> **Exercise input**
——

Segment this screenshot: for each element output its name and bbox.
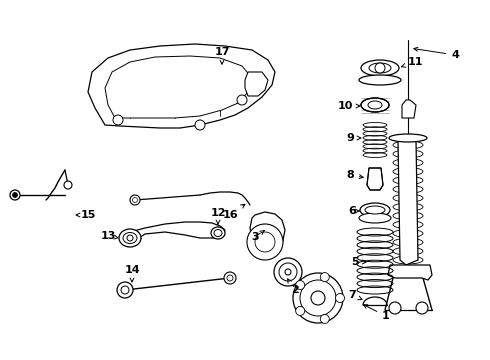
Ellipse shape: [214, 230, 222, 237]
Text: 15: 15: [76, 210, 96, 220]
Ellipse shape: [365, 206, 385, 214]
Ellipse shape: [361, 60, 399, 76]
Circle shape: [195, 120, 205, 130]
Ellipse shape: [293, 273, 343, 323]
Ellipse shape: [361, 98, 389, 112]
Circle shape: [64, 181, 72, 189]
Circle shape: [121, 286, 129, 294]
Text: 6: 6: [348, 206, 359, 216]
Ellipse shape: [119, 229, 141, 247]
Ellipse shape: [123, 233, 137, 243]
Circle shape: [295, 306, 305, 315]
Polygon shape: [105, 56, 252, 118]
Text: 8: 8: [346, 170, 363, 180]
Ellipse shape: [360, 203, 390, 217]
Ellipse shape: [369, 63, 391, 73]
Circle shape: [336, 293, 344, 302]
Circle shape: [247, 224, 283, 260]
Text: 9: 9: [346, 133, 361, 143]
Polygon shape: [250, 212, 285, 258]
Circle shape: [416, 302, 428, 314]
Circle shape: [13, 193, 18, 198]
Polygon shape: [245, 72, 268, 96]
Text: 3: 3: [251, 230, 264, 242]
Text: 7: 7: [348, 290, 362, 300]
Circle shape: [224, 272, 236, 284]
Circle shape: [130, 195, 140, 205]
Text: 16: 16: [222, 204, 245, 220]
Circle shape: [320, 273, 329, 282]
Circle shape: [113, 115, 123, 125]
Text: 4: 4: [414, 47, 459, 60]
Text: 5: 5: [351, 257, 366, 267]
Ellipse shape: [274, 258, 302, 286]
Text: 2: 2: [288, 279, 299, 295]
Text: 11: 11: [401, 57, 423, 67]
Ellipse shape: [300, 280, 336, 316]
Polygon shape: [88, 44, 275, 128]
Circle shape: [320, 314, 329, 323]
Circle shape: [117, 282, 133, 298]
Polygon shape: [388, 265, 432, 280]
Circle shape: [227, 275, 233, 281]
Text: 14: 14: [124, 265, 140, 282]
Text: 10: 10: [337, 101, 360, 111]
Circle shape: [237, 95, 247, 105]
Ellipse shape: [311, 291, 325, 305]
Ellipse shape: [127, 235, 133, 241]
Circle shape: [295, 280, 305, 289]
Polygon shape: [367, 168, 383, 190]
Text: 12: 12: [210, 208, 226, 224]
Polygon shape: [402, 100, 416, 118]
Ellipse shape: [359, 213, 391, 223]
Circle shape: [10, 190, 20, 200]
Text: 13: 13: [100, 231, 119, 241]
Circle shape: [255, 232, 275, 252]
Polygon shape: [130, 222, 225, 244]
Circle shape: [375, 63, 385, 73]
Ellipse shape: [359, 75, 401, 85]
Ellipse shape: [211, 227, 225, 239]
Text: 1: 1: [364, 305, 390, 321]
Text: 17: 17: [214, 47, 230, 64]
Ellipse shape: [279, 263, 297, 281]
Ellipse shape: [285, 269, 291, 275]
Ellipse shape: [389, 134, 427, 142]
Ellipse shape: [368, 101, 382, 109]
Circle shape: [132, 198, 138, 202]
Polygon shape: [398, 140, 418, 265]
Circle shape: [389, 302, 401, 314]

——

> **What you have to do**
How many lines of the material above contain the word "screenshot"? Reply with the number alone.

> **Solution for this problem**
1